» The exercise
List each line holding the string "решеток".

Data records:

--------------------------------------------------

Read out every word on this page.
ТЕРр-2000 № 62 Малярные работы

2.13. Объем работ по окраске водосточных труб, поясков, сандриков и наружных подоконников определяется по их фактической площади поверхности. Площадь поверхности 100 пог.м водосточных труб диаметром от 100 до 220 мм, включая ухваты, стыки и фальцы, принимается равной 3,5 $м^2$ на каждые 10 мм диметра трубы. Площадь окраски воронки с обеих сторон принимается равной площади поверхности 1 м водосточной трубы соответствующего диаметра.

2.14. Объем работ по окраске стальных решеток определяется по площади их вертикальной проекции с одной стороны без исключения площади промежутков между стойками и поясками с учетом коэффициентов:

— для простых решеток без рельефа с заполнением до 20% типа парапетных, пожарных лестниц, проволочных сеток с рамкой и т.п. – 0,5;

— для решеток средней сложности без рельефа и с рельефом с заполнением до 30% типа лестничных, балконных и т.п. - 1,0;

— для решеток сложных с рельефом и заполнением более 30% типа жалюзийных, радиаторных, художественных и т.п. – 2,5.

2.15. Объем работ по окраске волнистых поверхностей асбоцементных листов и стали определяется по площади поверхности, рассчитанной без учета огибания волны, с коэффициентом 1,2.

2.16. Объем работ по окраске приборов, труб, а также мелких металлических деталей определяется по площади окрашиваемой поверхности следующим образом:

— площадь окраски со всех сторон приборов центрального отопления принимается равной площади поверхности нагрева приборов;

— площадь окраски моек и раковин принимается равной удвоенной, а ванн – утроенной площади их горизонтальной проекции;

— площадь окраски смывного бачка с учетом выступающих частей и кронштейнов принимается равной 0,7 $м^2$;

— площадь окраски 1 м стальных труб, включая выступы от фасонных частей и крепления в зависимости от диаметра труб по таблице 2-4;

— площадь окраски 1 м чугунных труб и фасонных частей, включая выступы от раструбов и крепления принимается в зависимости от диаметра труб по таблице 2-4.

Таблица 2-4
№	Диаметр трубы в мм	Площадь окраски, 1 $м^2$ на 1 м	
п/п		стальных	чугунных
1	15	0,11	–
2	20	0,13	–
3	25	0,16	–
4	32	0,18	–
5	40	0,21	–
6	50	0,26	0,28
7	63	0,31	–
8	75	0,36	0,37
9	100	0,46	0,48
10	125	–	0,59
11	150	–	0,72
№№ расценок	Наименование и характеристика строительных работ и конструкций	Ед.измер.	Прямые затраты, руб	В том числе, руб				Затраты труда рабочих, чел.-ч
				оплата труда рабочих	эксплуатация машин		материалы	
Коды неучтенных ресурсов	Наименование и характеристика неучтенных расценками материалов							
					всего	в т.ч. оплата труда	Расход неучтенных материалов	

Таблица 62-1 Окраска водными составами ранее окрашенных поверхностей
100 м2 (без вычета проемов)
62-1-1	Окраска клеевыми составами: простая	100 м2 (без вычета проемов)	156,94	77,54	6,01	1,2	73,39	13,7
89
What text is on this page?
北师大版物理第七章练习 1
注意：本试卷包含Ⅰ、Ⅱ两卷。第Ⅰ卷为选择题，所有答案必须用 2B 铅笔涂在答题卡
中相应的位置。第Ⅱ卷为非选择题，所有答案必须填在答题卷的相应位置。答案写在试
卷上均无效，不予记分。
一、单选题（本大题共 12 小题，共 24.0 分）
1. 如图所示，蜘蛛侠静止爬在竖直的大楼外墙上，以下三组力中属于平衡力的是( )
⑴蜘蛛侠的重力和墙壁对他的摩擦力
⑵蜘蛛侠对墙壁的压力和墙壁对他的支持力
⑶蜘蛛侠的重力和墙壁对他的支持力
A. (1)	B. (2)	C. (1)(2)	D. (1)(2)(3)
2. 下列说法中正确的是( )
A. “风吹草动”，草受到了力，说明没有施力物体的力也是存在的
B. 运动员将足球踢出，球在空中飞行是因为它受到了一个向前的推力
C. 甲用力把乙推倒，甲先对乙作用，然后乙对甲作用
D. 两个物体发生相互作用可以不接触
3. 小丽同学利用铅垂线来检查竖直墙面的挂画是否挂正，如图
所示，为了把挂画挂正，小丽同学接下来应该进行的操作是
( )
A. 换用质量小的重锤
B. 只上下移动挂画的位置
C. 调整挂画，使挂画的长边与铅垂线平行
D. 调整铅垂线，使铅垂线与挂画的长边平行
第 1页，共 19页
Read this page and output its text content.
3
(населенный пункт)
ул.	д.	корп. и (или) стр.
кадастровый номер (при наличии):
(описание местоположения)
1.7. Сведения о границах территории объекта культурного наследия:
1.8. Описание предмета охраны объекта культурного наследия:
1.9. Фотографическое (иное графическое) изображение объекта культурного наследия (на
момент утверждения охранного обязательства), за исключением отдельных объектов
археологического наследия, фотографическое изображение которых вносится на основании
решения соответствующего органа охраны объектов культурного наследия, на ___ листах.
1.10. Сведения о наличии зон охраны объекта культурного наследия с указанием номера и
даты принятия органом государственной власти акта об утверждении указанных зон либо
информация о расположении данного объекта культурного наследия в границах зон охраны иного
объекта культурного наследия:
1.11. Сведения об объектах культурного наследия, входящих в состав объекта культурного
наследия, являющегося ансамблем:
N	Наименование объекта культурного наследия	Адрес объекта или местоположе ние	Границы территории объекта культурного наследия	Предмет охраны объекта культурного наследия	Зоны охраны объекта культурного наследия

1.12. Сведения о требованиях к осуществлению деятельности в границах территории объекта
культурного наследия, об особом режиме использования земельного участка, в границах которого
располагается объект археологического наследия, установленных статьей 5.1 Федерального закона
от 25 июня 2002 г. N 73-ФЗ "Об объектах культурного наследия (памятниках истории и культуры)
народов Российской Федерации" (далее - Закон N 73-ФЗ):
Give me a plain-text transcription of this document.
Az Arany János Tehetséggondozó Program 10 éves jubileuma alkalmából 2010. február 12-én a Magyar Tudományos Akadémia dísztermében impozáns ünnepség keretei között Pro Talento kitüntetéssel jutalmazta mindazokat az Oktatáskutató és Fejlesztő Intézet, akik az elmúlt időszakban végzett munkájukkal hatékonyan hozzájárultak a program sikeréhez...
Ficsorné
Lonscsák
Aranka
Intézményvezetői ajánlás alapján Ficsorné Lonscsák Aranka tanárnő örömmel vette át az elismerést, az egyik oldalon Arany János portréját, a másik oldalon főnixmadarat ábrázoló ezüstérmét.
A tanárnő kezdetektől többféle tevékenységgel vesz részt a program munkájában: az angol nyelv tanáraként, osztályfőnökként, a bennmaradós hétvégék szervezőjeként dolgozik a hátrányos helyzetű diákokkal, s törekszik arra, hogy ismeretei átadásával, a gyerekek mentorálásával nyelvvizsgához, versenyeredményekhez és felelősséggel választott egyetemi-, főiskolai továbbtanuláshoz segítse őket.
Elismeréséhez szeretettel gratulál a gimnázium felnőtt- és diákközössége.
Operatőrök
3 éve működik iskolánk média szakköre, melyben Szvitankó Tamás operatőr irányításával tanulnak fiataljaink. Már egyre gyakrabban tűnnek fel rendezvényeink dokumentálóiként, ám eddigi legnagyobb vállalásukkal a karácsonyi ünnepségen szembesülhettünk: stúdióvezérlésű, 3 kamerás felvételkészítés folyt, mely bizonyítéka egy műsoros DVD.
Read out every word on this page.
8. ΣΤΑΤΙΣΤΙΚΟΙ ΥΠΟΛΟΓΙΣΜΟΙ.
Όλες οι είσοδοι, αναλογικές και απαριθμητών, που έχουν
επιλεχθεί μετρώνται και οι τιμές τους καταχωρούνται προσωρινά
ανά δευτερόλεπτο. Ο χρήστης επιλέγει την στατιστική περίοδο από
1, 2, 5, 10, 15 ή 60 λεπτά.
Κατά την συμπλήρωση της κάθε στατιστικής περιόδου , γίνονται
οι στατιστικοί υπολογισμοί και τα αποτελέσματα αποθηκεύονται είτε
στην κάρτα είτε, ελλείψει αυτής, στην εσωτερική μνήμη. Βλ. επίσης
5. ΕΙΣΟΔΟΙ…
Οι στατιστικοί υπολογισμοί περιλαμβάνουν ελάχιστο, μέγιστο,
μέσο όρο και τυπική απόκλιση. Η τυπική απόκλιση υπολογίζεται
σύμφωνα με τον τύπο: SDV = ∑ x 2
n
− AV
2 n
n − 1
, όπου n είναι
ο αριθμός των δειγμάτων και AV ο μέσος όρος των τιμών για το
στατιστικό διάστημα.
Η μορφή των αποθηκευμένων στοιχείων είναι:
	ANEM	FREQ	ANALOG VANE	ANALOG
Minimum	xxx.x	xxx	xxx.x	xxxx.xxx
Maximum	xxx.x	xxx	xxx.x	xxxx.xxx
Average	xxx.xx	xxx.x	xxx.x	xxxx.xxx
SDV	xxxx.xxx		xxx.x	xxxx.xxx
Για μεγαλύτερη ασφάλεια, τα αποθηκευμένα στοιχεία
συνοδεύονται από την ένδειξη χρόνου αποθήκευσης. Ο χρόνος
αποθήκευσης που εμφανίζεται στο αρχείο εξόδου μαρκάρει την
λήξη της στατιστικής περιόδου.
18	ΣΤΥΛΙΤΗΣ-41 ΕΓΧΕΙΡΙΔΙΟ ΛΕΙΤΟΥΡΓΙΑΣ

--------------------------------------------------

» Answer
2.14. Объем работ по окраске стальных решеток определяется по площади их вертикальной проекции с одной стороны без исключения площади промежутков между стойками и поясками с учетом коэффициентов:
— для простых решеток без рельефа с заполнением до 20% типа парапетных, пожарных лестниц, проволочных сеток с рамкой и т.п. – 0,5;
— для решеток средней сложности без рельефа и с рельефом с заполнением до 30% типа лестничных, балконных и т.п. - 1,0;
— для решеток сложных с рельефом и заполнением более 30% типа жалюзийных, радиаторных, художественных и т.п. – 2,5.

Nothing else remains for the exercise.